Carry none of the pictures over; write out the complete data exactly.

○ ○ ○

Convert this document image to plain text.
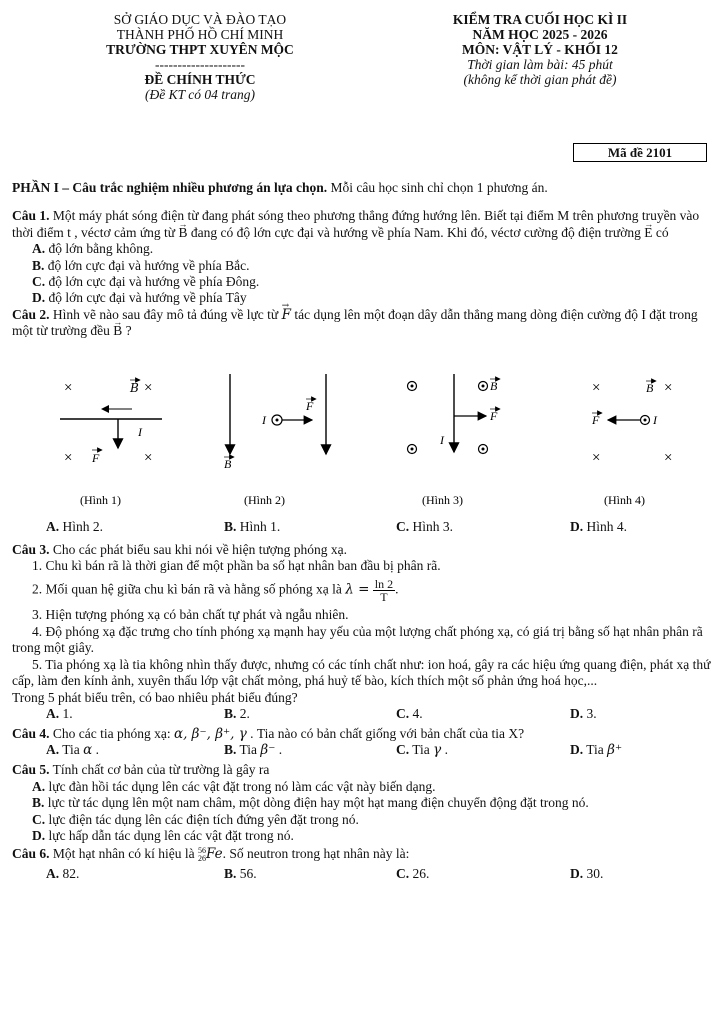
SỞ GIÁO DỤC VÀ ĐÀO TẠO
THÀNH PHỐ HỒ CHÍ MINH
TRƯỜNG THPT XUYÊN MỘC
--------------------
ĐỀ CHÍNH THỨC
(Đề KT có 04 trang)
KIỂM TRA CUỐI HỌC KÌ II
NĂM HỌC 2025 - 2026
MÔN: VẬT LÝ - KHỐI 12
Thời gian làm bài: 45 phút
(không kể thời gian phát đề)
Mã đề 2101

PHẦN I – Câu trắc nghiệm nhiều phương án lựa chọn. Mỗi câu học sinh chỉ chọn 1 phương án.

Câu 1. Một máy phát sóng điện từ đang phát sóng theo phương thẳng đứng hướng lên. Biết tại điểm M trên phương truyền vào thời điểm t , véctơ cảm ứng từ → B đang có độ lớn cực đại và hướng về phía Nam. Khi đó, véctơ cường độ điện trường → E có

A. độ lớn bằng không.

B. độ lớn cực đại và hướng về phía Bắc.

C. độ lớn cực đại và hướng về phía Đông.

D. độ lớn cực đại và hướng về phía Tây

Câu 2. Hình vẽ nào sau đây mô tả đúng về lực từ → F tác dụng lên một đoạn dây dẫn thẳng mang dòng điện cường độ I đặt trong một từ trường đều → B ?

×	B ×
I
× F	×
(Hình 1)
B
I
F
(Hình 2)
B
F
I
(Hình 3)
×	B ×
F	I
×	×
(Hình 4)
A. Hình 2.	B. Hình 1.	C. Hình 3.	D. Hình 4.

Câu 3. Cho các phát biểu sau khi nói về hiện tượng phóng xạ.

1. Chu kì bán rã là thời gian để một phần ba số hạt nhân ban đầu bị phân rã.

2. Mối quan hệ giữa chu kì bán rã và hằng số phóng xạ là $\lambda = \frac{\ln 2}{T}$ .

3. Hiện tượng phóng xạ có bản chất tự phát và ngẫu nhiên.

4. Độ phóng xạ đặc trưng cho tính phóng xạ mạnh hay yếu của một lượng chất phóng xạ, có giá trị bằng số hạt nhân phân rã trong một giây.

5. Tia phóng xạ là tia không nhìn thấy được, nhưng có các tính chất như: ion hoá, gây ra các hiệu ứng quang điện, phát xạ thứ cấp, làm đen kính ảnh, xuyên thấu lớp vật chất mỏng, phá huỷ tế bào, kích thích một số phản ứng hoá học,...

Trong 5 phát biểu trên, có bao nhiêu phát biểu đúng?

A. 1.	B. 2.	C. 4.	D. 3.

Câu 4. Cho các tia phóng xạ: α, β⁻, β⁺, γ . Tia nào có bản chất giống với bản chất của tia X?

A. Tia α .	B. Tia β⁻ .	C. Tia γ .	D. Tia β⁺

Câu 5. Tính chất cơ bản của từ trường là gây ra

A. lực đàn hồi tác dụng lên các vật đặt trong nó làm các vật này biến dạng.

B. lực từ tác dụng lên một nam châm, một dòng điện hay một hạt mang điện chuyển động đặt trong nó.

C. lực điện tác dụng lên các điện tích đứng yên đặt trong nó.

D. lực hấp dẫn tác dụng lên các vật đặt trong nó.

Câu 6. Một hạt nhân có kí hiệu là 56
26 Fe. Số neutron trong hạt nhân này là:

A. 82.	B. 56.	C. 26.	D. 30.
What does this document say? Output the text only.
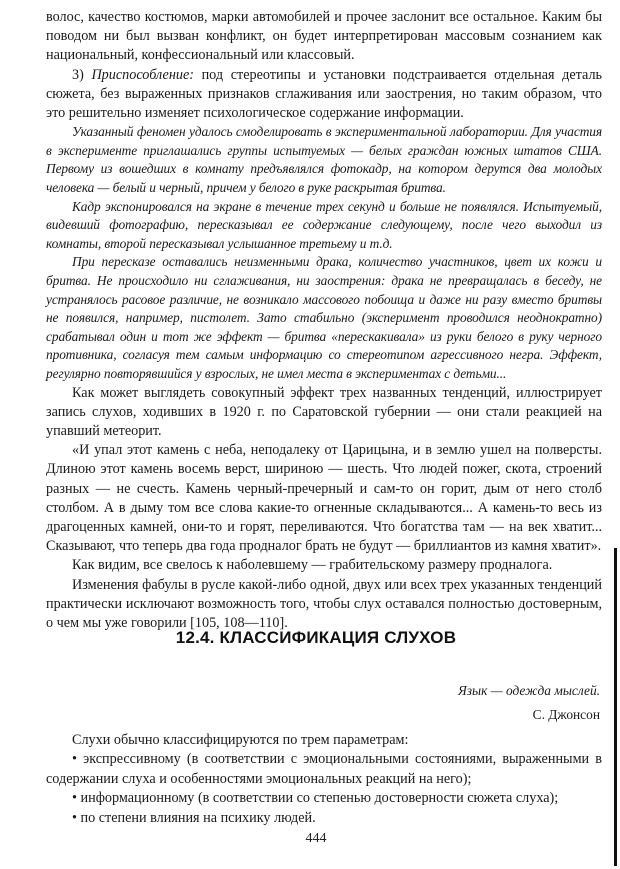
волос, качество костюмов, марки автомобилей и прочее заслонит все остальное. Каким бы поводом ни был вызван конфликт, он будет интерпретирован массовым сознанием как национальный, конфессиональный или классовый.

3) Приспособление: под стереотипы и установки подстраивается отдельная деталь сюжета, без выраженных признаков сглаживания или заострения, но таким образом, что это решительно изменяет психологическое содержание информации.

Указанный феномен удалось смоделировать в экспериментальной лаборатории. Для участия в эксперименте приглашались группы испытуемых — белых граждан южных штатов США. Первому из вошедших в комнату предъявлялся фотокадр, на котором дерутся два молодых человека — белый и черный, причем у белого в руке раскрытая бритва.

Кадр экспонировался на экране в течение трех секунд и больше не появлялся. Испытуемый, видевший фотографию, пересказывал ее содержание следующему, после чего выходил из комнаты, второй пересказывал услышанное третьему и т.д.

При пересказе оставались неизменными драка, количество участников, цвет их кожи и бритва. Не происходило ни сглаживания, ни заострения: драка не превращалась в беседу, не устранялось расовое различие, не возникало массового побоища и даже ни разу вместо бритвы не появился, например, пистолет. Зато стабильно (эксперимент проводился неоднократно) срабатывал один и тот же эффект — бритва «перескакивала» из руки белого в руку черного противника, согласуя тем самым информацию со стереотипом агрессивного негра. Эффект, регулярно повторявшийся у взрослых, не имел места в экспериментах с детьми...

Как может выглядеть совокупный эффект трех названных тенденций, иллюстрирует запись слухов, ходивших в 1920 г. по Саратовской губернии — они стали реакцией на упавший метеорит.

«И упал этот камень с неба, неподалеку от Царицына, и в землю ушел на полверсты. Длиною этот камень восемь верст, шириною — шесть. Что людей пожег, скота, строений разных — не счесть. Камень черный-пречерный и сам-то он горит, дым от него столб столбом. А в дыму том все слова какие-то огненные складываются... А камень-то весь из драгоценных камней, они-то и горят, переливаются. Что богатства там — на век хватит... Сказывают, что теперь два года продналог брать не будут — бриллиантов из камня хватит».

Как видим, все свелось к наболевшему — грабительскому размеру продналога.

Изменения фабулы в русле какой-либо одной, двух или всех трех указанных тенденций практически исключают возможность того, чтобы слух оставался полностью достоверным, о чем мы уже говорили [105, 108—110].

12.4. КЛАССИФИКАЦИЯ СЛУХОВ

Язык — одежда мыслей.

С. Джонсон

Слухи обычно классифицируются по трем параметрам:

• экспрессивному (в соответствии с эмоциональными состояниями, выраженными в содержании слуха и особенностями эмоциональных реакций на него);

• информационному (в соответствии со степенью достоверности сюжета слуха);

• по степени влияния на психику людей.

444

○ ○ ○

▶ RESULT FOR THIS EXERCISE
Convert this document image to plain text.
SỞ GIÁO DỤC VÀ ĐÀO TẠO
THÀNH PHỐ HỒ CHÍ MINH
TRƯỜNG THPT XUYÊN MỘC
--------------------
ĐỀ CHÍNH THỨC
(Đề KT có 04 trang)
KIỂM TRA CUỐI HỌC KÌ II
NĂM HỌC 2025 - 2026
MÔN: VẬT LÝ - KHỐI 12
Thời gian làm bài: 45 phút
(không kể thời gian phát đề)
Mã đề 2101

PHẦN I – Câu trắc nghiệm nhiều phương án lựa chọn. Mỗi câu học sinh chỉ chọn 1 phương án.

Câu 1. Một máy phát sóng điện từ đang phát sóng theo phương thẳng đứng hướng lên. Biết tại điểm M trên phương truyền vào thời điểm t , véctơ cảm ứng từ → B đang có độ lớn cực đại và hướng về phía Nam. Khi đó, véctơ cường độ điện trường → E có

A. độ lớn bằng không.

B. độ lớn cực đại và hướng về phía Bắc.

C. độ lớn cực đại và hướng về phía Đông.

D. độ lớn cực đại và hướng về phía Tây

Câu 2. Hình vẽ nào sau đây mô tả đúng về lực từ → F tác dụng lên một đoạn dây dẫn thẳng mang dòng điện cường độ I đặt trong một từ trường đều → B ?

×	B ×
I
× F	×
(Hình 1)
B
I
F
(Hình 2)
B
F
I
(Hình 3)
×	B ×
F	I
×	×
(Hình 4)
A. Hình 2.	B. Hình 1.	C. Hình 3.	D. Hình 4.

Câu 3. Cho các phát biểu sau khi nói về hiện tượng phóng xạ.

1. Chu kì bán rã là thời gian để một phần ba số hạt nhân ban đầu bị phân rã.

2. Mối quan hệ giữa chu kì bán rã và hằng số phóng xạ là $\lambda = \frac{\ln 2}{T}$ .

3. Hiện tượng phóng xạ có bản chất tự phát và ngẫu nhiên.

4. Độ phóng xạ đặc trưng cho tính phóng xạ mạnh hay yếu của một lượng chất phóng xạ, có giá trị bằng số hạt nhân phân rã trong một giây.

5. Tia phóng xạ là tia không nhìn thấy được, nhưng có các tính chất như: ion hoá, gây ra các hiệu ứng quang điện, phát xạ thứ cấp, làm đen kính ảnh, xuyên thấu lớp vật chất mỏng, phá huỷ tế bào, kích thích một số phản ứng hoá học,...

Trong 5 phát biểu trên, có bao nhiêu phát biểu đúng?

A. 1.	B. 2.	C. 4.	D. 3.

Câu 4. Cho các tia phóng xạ: α, β⁻, β⁺, γ . Tia nào có bản chất giống với bản chất của tia X?

A. Tia α .	B. Tia β⁻ .	C. Tia γ .	D. Tia β⁺

Câu 5. Tính chất cơ bản của từ trường là gây ra

A. lực đàn hồi tác dụng lên các vật đặt trong nó làm các vật này biến dạng.

B. lực từ tác dụng lên một nam châm, một dòng điện hay một hạt mang điện chuyển động đặt trong nó.

C. lực điện tác dụng lên các điện tích đứng yên đặt trong nó.

D. lực hấp dẫn tác dụng lên các vật đặt trong nó.

Câu 6. Một hạt nhân có kí hiệu là 56
26 Fe. Số neutron trong hạt nhân này là:

A. 82.	B. 56.	C. 26.	D. 30.
What does this document say? Output the text only.
волос, качество костюмов, марки автомобилей и прочее заслонит все остальное. Каким бы поводом ни был вызван конфликт, он будет интерпретирован массовым сознанием как национальный, конфессиональный или классовый.

3) Приспособление: под стереотипы и установки подстраивается отдельная деталь сюжета, без выраженных признаков сглаживания или заострения, но таким образом, что это решительно изменяет психологическое содержание информации.

Указанный феномен удалось смоделировать в экспериментальной лаборатории. Для участия в эксперименте приглашались группы испытуемых — белых граждан южных штатов США. Первому из вошедших в комнату предъявлялся фотокадр, на котором дерутся два молодых человека — белый и черный, причем у белого в руке раскрытая бритва.

Кадр экспонировался на экране в течение трех секунд и больше не появлялся. Испытуемый, видевший фотографию, пересказывал ее содержание следующему, после чего выходил из комнаты, второй пересказывал услышанное третьему и т.д.

При пересказе оставались неизменными драка, количество участников, цвет их кожи и бритва. Не происходило ни сглаживания, ни заострения: драка не превращалась в беседу, не устранялось расовое различие, не возникало массового побоища и даже ни разу вместо бритвы не появился, например, пистолет. Зато стабильно (эксперимент проводился неоднократно) срабатывал один и тот же эффект — бритва «перескакивала» из руки белого в руку черного противника, согласуя тем самым информацию со стереотипом агрессивного негра. Эффект, регулярно повторявшийся у взрослых, не имел места в экспериментах с детьми...

Как может выглядеть совокупный эффект трех названных тенденций, иллюстрирует запись слухов, ходивших в 1920 г. по Саратовской губернии — они стали реакцией на упавший метеорит.

«И упал этот камень с неба, неподалеку от Царицына, и в землю ушел на полверсты. Длиною этот камень восемь верст, шириною — шесть. Что людей пожег, скота, строений разных — не счесть. Камень черный-пречерный и сам-то он горит, дым от него столб столбом. А в дыму том все слова какие-то огненные складываются... А камень-то весь из драгоценных камней, они-то и горят, переливаются. Что богатства там — на век хватит... Сказывают, что теперь два года продналог брать не будут — бриллиантов из камня хватит».

Как видим, все свелось к наболевшему — грабительскому размеру продналога.

Изменения фабулы в русле какой-либо одной, двух или всех трех указанных тенденций практически исключают возможность того, чтобы слух оставался полностью достоверным, о чем мы уже говорили [105, 108—110].

12.4. КЛАССИФИКАЦИЯ СЛУХОВ

Язык — одежда мыслей.

С. Джонсон

Слухи обычно классифицируются по трем параметрам:

• экспрессивному (в соответствии с эмоциональными состояниями, выраженными в содержании слуха и особенностями эмоциональных реакций на него);

• информационному (в соответствии со степенью достоверности сюжета слуха);

• по степени влияния на психику людей.

444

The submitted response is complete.